Problem to work on. Leave out the pictures and copy everything else in the entries exactly.

(Recorded data)

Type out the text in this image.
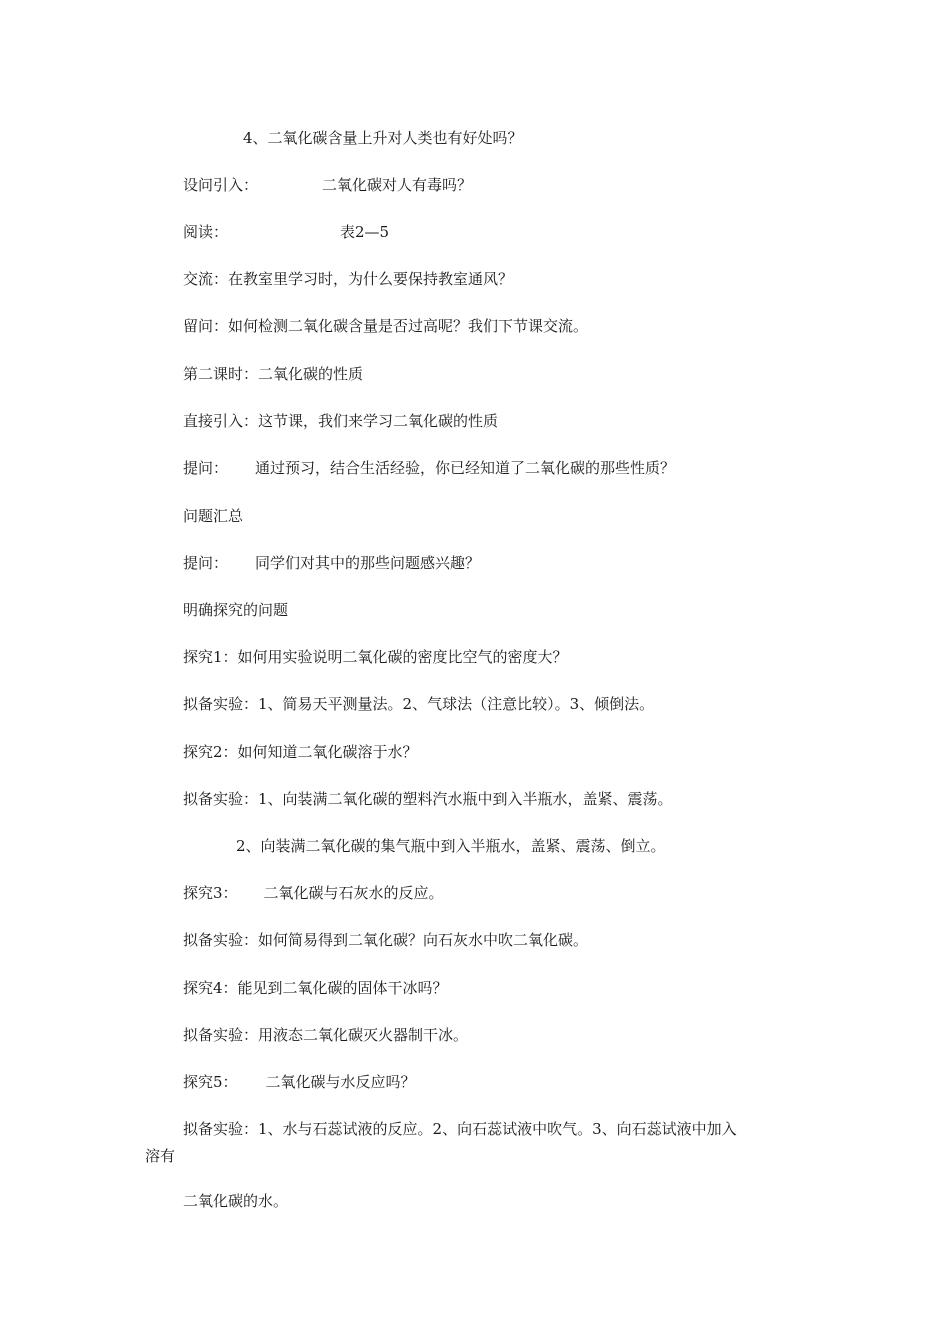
4、二氧化碳含量上升对人类也有好处吗？
设问引入：	二氧化碳对人有毒吗？
阅读：	表2—5
交流：在教室里学习时，为什么要保持教室通风？
留问：如何检测二氧化碳含量是否过高呢？我们下节课交流。
第二课时：二氧化碳的性质
直接引入：这节课，我们来学习二氧化碳的性质
提问： 通过预习，结合生活经验，你已经知道了二氧化碳的那些性质？
问题汇总
提问： 同学们对其中的那些问题感兴趣？
明确探究的问题
探究1：如何用实验说明二氧化碳的密度比空气的密度大？
拟备实验：1、简易天平测量法。2、气球法（注意比较）。3、倾倒法。
探究2：如何知道二氧化碳溶于水？
拟备实验：1、向装满二氧化碳的塑料汽水瓶中到入半瓶水，盖紧、震荡。
2、向装满二氧化碳的集气瓶中到入半瓶水，盖紧、震荡、倒立。
探究3： 二氧化碳与石灰水的反应。
拟备实验：如何简易得到二氧化碳？向石灰水中吹二氧化碳。
探究4：能见到二氧化碳的固体干冰吗？
拟备实验：用液态二氧化碳灭火器制干冰。
探究5： 二氧化碳与水反应吗？
拟备实验：1、水与石蕊试液的反应。2、向石蕊试液中吹气。3、向石蕊试液中加入
溶有
二氧化碳的水。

Result of this task.
Type out the text in this image.
4、二氧化碳含量上升对人类也有好处吗？
设问引入：	二氧化碳对人有毒吗？
阅读：	表2—5
交流：在教室里学习时，为什么要保持教室通风？
留问：如何检测二氧化碳含量是否过高呢？我们下节课交流。
第二课时：二氧化碳的性质
直接引入：这节课，我们来学习二氧化碳的性质
提问： 通过预习，结合生活经验，你已经知道了二氧化碳的那些性质？
问题汇总
提问： 同学们对其中的那些问题感兴趣？
明确探究的问题
探究1：如何用实验说明二氧化碳的密度比空气的密度大？
拟备实验：1、简易天平测量法。2、气球法（注意比较）。3、倾倒法。
探究2：如何知道二氧化碳溶于水？
拟备实验：1、向装满二氧化碳的塑料汽水瓶中到入半瓶水，盖紧、震荡。
2、向装满二氧化碳的集气瓶中到入半瓶水，盖紧、震荡、倒立。
探究3： 二氧化碳与石灰水的反应。
拟备实验：如何简易得到二氧化碳？向石灰水中吹二氧化碳。
探究4：能见到二氧化碳的固体干冰吗？
拟备实验：用液态二氧化碳灭火器制干冰。
探究5： 二氧化碳与水反应吗？
拟备实验：1、水与石蕊试液的反应。2、向石蕊试液中吹气。3、向石蕊试液中加入
溶有
二氧化碳的水。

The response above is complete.